• [Text block]:
------------------------------------
For the most basic interpretation of analysis results, every FacileAnalysisResult object provides its results in tabular form via a tidy() function. For instance, tidy(pca) will provide the coordinates of the asamples used as its input in the lower dimensional space over the principal components:

tidy(pca)

The ranks(fpca()) function produces a table of features that are highly loaded along the PCs calculated. signature(fpca()) produces a summary of the ranks, by taking the ntop features positively and negatively loaded on each PC.

signature(pca, ntop = 10) |> 
  tidy() |> 
  select(name, symbol, feature_id, score)

Deep Interaction via shine()

Using shiny to provide interactive modules that have access to all of the data in the FacileDataSet provides the richest and most interactive way to explore the results of an analysis.

For a FacilePcaAnalysisResult, the shine() method presents the user with a shiny gadget that providesa an interactive scatter plot of the samples over the PC's of choice. The scatterplot can be modified by mapping the various sample-level covariates to the aesthetics of the plot. Furthermore, the user is presented with the features (genes) that are loaded most highly along each principal component.

shine(pca)

:::tip Users can also perform a gene set enrichment analysis (GSEA) over dimensions of an fpca() result using the ffsea() function, as shown below, to better interpret what biological processes the PC's might be associated with. :::

Embeddable interactive graphics with viz()

We can embed a javascript-powered interactive scatter plot of the pca result using the viz function. We use the color_aes and shape_aes, we can map the same sample-level covariates to aeshtetics in the plot produced.

viz(pca, color_aes = "dex", shape_aes = "cell", height = 350, width = 500)

Removing Batch Effects

When we perform the differential expression analysis, we want to analyze the treatment effects ("treatment") while controling for the celltype "cell_line". The data retrieval functions in the core FacileData package allow for batch correction of normalized data using a simplified wrapper to the limma::removeBatchEffect() function (see ?FacileData::remove_batch_effect).

This functionality is triggered when a covariate(s) is provided in a batch argument, as shown in the code below. Note that we set ntop to 5000, which uses the top 5000 most variable genes for analysis (instead of the default 500). We do this to better perform GSEA on the PCA result afterwards.

cpca <- fpca(fdds, assay_name = "vst", batch = "cell", ntop = 5000)
viz(cpca, dims = 1:2, color_aes = "dex", shape_aes = "cell",
     height = 350, width = 500)

Further interrogation of PCA via GSEA

We can even perform GSEA over any dimension of the PCA result via the ffsea() function (Facile Feature Set Enrichment). This will rank genes by their loadings on the specified PC of interest, then perform a pre-ranked gene set enrichment analysis.
------------------------------------
• [Task A]: Reproduce the stretch of the text on PCA results from "For a FacilePcaAnalysisResult, the" through "each principal component.".
• [Task B]:
Using the text on PCA results, answer these questions:
(i) By default, how many of the most variable genes does the analysis use?
(ii) Which limma function does the batch correction wrapper simplify?
(iii) What does the name ffsea() stand for?

[Document structure recognition data]
------------------------------------
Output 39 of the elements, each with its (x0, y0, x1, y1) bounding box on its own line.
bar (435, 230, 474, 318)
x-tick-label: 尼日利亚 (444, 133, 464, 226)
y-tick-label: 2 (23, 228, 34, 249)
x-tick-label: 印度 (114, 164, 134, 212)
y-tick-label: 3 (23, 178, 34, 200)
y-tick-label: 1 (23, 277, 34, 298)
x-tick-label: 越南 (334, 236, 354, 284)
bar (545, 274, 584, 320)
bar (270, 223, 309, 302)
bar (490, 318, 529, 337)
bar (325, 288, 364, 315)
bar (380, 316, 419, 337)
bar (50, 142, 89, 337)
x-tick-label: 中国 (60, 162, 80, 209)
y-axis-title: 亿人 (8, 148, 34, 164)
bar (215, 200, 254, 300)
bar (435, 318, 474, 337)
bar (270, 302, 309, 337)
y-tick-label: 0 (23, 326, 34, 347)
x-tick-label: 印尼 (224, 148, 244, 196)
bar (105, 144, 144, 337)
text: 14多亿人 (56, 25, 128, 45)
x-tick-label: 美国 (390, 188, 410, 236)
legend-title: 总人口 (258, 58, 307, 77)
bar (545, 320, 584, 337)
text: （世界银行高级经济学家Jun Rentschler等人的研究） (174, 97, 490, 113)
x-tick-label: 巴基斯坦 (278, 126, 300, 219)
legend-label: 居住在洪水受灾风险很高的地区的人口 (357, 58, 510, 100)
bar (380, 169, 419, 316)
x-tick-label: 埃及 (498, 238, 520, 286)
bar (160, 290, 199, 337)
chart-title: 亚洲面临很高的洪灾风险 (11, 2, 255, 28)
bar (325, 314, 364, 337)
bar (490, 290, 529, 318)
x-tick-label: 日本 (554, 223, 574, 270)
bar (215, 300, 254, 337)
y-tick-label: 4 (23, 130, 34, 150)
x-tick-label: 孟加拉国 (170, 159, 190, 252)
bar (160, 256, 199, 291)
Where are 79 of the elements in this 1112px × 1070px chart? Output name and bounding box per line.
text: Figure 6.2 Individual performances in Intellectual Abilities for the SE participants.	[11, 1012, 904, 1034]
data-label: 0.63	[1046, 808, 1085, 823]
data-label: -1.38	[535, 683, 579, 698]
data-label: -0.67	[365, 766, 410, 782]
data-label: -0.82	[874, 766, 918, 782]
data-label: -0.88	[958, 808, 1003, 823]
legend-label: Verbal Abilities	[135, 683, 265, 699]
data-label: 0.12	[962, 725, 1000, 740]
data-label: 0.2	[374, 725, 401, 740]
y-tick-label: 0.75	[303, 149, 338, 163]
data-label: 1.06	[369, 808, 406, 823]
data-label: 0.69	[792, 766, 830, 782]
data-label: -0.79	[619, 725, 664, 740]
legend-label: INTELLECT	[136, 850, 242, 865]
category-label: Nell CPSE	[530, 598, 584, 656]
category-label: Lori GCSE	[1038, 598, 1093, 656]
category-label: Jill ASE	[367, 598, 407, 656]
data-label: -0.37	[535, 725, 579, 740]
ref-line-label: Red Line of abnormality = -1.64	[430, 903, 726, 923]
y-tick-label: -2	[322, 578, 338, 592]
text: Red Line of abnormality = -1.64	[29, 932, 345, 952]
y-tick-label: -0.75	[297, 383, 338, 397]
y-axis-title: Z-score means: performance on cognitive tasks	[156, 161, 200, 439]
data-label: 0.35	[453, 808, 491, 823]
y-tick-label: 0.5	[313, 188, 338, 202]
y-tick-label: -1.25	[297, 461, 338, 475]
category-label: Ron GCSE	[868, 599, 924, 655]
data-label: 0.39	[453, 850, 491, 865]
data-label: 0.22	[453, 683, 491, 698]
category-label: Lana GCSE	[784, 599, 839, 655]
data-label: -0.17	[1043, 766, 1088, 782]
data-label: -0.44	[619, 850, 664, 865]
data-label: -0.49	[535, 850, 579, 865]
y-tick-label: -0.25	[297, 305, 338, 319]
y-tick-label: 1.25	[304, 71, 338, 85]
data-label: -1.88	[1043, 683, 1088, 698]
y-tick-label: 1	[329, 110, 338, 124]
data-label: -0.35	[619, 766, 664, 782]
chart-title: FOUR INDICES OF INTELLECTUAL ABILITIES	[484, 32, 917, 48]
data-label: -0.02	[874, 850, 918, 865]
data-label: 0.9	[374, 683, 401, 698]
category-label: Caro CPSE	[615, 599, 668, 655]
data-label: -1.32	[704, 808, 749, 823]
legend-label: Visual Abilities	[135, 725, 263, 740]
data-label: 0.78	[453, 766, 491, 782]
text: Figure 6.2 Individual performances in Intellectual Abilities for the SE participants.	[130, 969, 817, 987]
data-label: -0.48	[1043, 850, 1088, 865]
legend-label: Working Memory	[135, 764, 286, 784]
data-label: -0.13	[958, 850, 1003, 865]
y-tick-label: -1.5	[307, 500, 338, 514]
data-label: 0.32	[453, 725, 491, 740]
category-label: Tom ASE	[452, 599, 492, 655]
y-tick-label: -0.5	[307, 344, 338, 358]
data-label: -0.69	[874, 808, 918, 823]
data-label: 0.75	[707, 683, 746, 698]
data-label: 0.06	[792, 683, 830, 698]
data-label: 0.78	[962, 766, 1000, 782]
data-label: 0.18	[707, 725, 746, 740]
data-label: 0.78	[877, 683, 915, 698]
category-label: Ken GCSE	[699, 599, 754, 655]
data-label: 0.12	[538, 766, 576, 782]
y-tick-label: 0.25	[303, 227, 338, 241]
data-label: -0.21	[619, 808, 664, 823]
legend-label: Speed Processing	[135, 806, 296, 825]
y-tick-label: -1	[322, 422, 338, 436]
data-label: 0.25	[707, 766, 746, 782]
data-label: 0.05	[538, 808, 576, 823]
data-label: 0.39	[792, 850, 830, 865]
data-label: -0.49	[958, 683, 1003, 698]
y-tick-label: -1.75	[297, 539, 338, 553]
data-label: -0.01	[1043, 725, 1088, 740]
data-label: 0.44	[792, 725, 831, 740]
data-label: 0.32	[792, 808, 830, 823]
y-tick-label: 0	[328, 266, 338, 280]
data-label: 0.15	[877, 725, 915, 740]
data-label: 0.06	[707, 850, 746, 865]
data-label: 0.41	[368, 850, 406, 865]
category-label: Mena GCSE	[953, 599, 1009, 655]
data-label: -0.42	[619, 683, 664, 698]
------------------------------------
• [Response area A]:
For a FacilePcaAnalysisResult, the shine() method presents the user with a shiny gadget that providesa an interactive scatter plot of the samples over the PC's of choice. The scatterplot can be modified by mapping the various sample-level covariates to the aesthetics of the plot. Furthermore, the user is presented with the features (genes) that are loaded most highly along each principal component.

• [Response area B]:
(i) 500
(ii) limma::removeBatchEffect()
(iii) Facile Feature Set Enrichment